**RECORD SET:**
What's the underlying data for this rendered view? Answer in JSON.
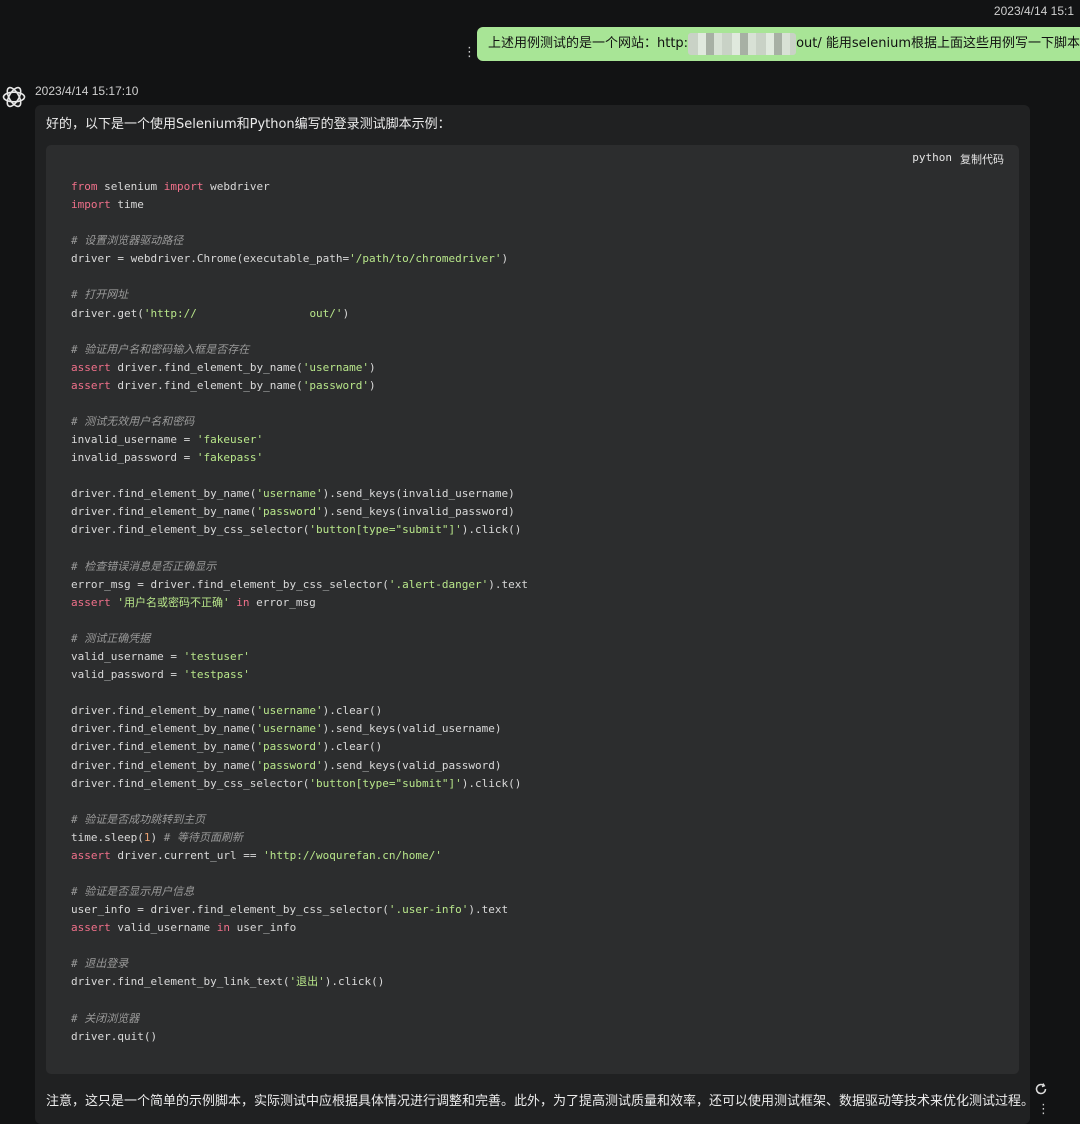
{
  "user_message": {
    "timestamp": "2023/4/14 15:1",
    "text_before": "上述用例测试的是一个网站：http:",
    "text_after": "out/  能用selenium根据上面这些用例写一下脚本吗",
    "more_icon": "vertical-dots-icon"
  },
  "assistant_message": {
    "avatar_icon": "openai-logo-icon",
    "timestamp": "2023/4/14 15:17:10",
    "intro": "好的，以下是一个使用Selenium和Python编写的登录测试脚本示例：",
    "code_block": {
      "language": "python",
      "copy_label": "复制代码",
      "lines": [
        [
          [
            "kw",
            "from"
          ],
          [
            "t",
            " selenium "
          ],
          [
            "kw",
            "import"
          ],
          [
            "t",
            " webdriver"
          ]
        ],
        [
          [
            "kw",
            "import"
          ],
          [
            "t",
            " time"
          ]
        ],
        [],
        [
          [
            "cm",
            "# 设置浏览器驱动路径"
          ]
        ],
        [
          [
            "t",
            "driver = webdriver.Chrome(executable_path="
          ],
          [
            "str",
            "'/path/to/chromedriver'"
          ],
          [
            "t",
            ")"
          ]
        ],
        [],
        [
          [
            "cm",
            "# 打开网址"
          ]
        ],
        [
          [
            "t",
            "driver.get("
          ],
          [
            "str",
            "'http://                 "
          ],
          [
            "str",
            "out/'"
          ],
          [
            "t",
            ")"
          ]
        ],
        [],
        [
          [
            "cm",
            "# 验证用户名和密码输入框是否存在"
          ]
        ],
        [
          [
            "kw",
            "assert"
          ],
          [
            "t",
            " driver.find_element_by_name("
          ],
          [
            "str",
            "'username'"
          ],
          [
            "t",
            ")"
          ]
        ],
        [
          [
            "kw",
            "assert"
          ],
          [
            "t",
            " driver.find_element_by_name("
          ],
          [
            "str",
            "'password'"
          ],
          [
            "t",
            ")"
          ]
        ],
        [],
        [
          [
            "cm",
            "# 测试无效用户名和密码"
          ]
        ],
        [
          [
            "t",
            "invalid_username = "
          ],
          [
            "str",
            "'fakeuser'"
          ]
        ],
        [
          [
            "t",
            "invalid_password = "
          ],
          [
            "str",
            "'fakepass'"
          ]
        ],
        [],
        [
          [
            "t",
            "driver.find_element_by_name("
          ],
          [
            "str",
            "'username'"
          ],
          [
            "t",
            ").send_keys(invalid_username)"
          ]
        ],
        [
          [
            "t",
            "driver.find_element_by_name("
          ],
          [
            "str",
            "'password'"
          ],
          [
            "t",
            ").send_keys(invalid_password)"
          ]
        ],
        [
          [
            "t",
            "driver.find_element_by_css_selector("
          ],
          [
            "str",
            "'button[type=\"submit\"]'"
          ],
          [
            "t",
            ").click()"
          ]
        ],
        [],
        [
          [
            "cm",
            "# 检查错误消息是否正确显示"
          ]
        ],
        [
          [
            "t",
            "error_msg = driver.find_element_by_css_selector("
          ],
          [
            "str",
            "'.alert-danger'"
          ],
          [
            "t",
            ").text"
          ]
        ],
        [
          [
            "kw",
            "assert"
          ],
          [
            "t",
            " "
          ],
          [
            "str",
            "'用户名或密码不正确'"
          ],
          [
            "t",
            " "
          ],
          [
            "kw",
            "in"
          ],
          [
            "t",
            " error_msg"
          ]
        ],
        [],
        [
          [
            "cm",
            "# 测试正确凭据"
          ]
        ],
        [
          [
            "t",
            "valid_username = "
          ],
          [
            "str",
            "'testuser'"
          ]
        ],
        [
          [
            "t",
            "valid_password = "
          ],
          [
            "str",
            "'testpass'"
          ]
        ],
        [],
        [
          [
            "t",
            "driver.find_element_by_name("
          ],
          [
            "str",
            "'username'"
          ],
          [
            "t",
            ").clear()"
          ]
        ],
        [
          [
            "t",
            "driver.find_element_by_name("
          ],
          [
            "str",
            "'username'"
          ],
          [
            "t",
            ").send_keys(valid_username)"
          ]
        ],
        [
          [
            "t",
            "driver.find_element_by_name("
          ],
          [
            "str",
            "'password'"
          ],
          [
            "t",
            ").clear()"
          ]
        ],
        [
          [
            "t",
            "driver.find_element_by_name("
          ],
          [
            "str",
            "'password'"
          ],
          [
            "t",
            ").send_keys(valid_password)"
          ]
        ],
        [
          [
            "t",
            "driver.find_element_by_css_selector("
          ],
          [
            "str",
            "'button[type=\"submit\"]'"
          ],
          [
            "t",
            ").click()"
          ]
        ],
        [],
        [
          [
            "cm",
            "# 验证是否成功跳转到主页"
          ]
        ],
        [
          [
            "t",
            "time.sleep("
          ],
          [
            "num",
            "1"
          ],
          [
            "t",
            ") "
          ],
          [
            "cm",
            "# 等待页面刷新"
          ]
        ],
        [
          [
            "kw",
            "assert"
          ],
          [
            "t",
            " driver.current_url == "
          ],
          [
            "str",
            "'http://woqurefan.cn/home/'"
          ]
        ],
        [],
        [
          [
            "cm",
            "# 验证是否显示用户信息"
          ]
        ],
        [
          [
            "t",
            "user_info = driver.find_element_by_css_selector("
          ],
          [
            "str",
            "'.user-info'"
          ],
          [
            "t",
            ").text"
          ]
        ],
        [
          [
            "kw",
            "assert"
          ],
          [
            "t",
            " valid_username "
          ],
          [
            "kw",
            "in"
          ],
          [
            "t",
            " user_info"
          ]
        ],
        [],
        [
          [
            "cm",
            "# 退出登录"
          ]
        ],
        [
          [
            "t",
            "driver.find_element_by_link_text("
          ],
          [
            "str",
            "'退出'"
          ],
          [
            "t",
            ").click()"
          ]
        ],
        [],
        [
          [
            "cm",
            "# 关闭浏览器"
          ]
        ],
        [
          [
            "t",
            "driver.quit()"
          ]
        ]
      ]
    },
    "outro": "注意，这只是一个简单的示例脚本，实际测试中应根据具体情况进行调整和完善。此外，为了提高测试质量和效率，还可以使用测试框架、数据驱动等技术来优化测试过程。",
    "refresh_icon": "refresh-icon",
    "more_icon": "vertical-dots-icon"
  }
}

**WRITTEN EXERCISE:** Copy each line of the data above that holds "http".

**RESPONSE:**
    "text_before": "上述用例测试的是一个网站：http:",
            "'http://                 "
            "'http://woqurefan.cn/home/'"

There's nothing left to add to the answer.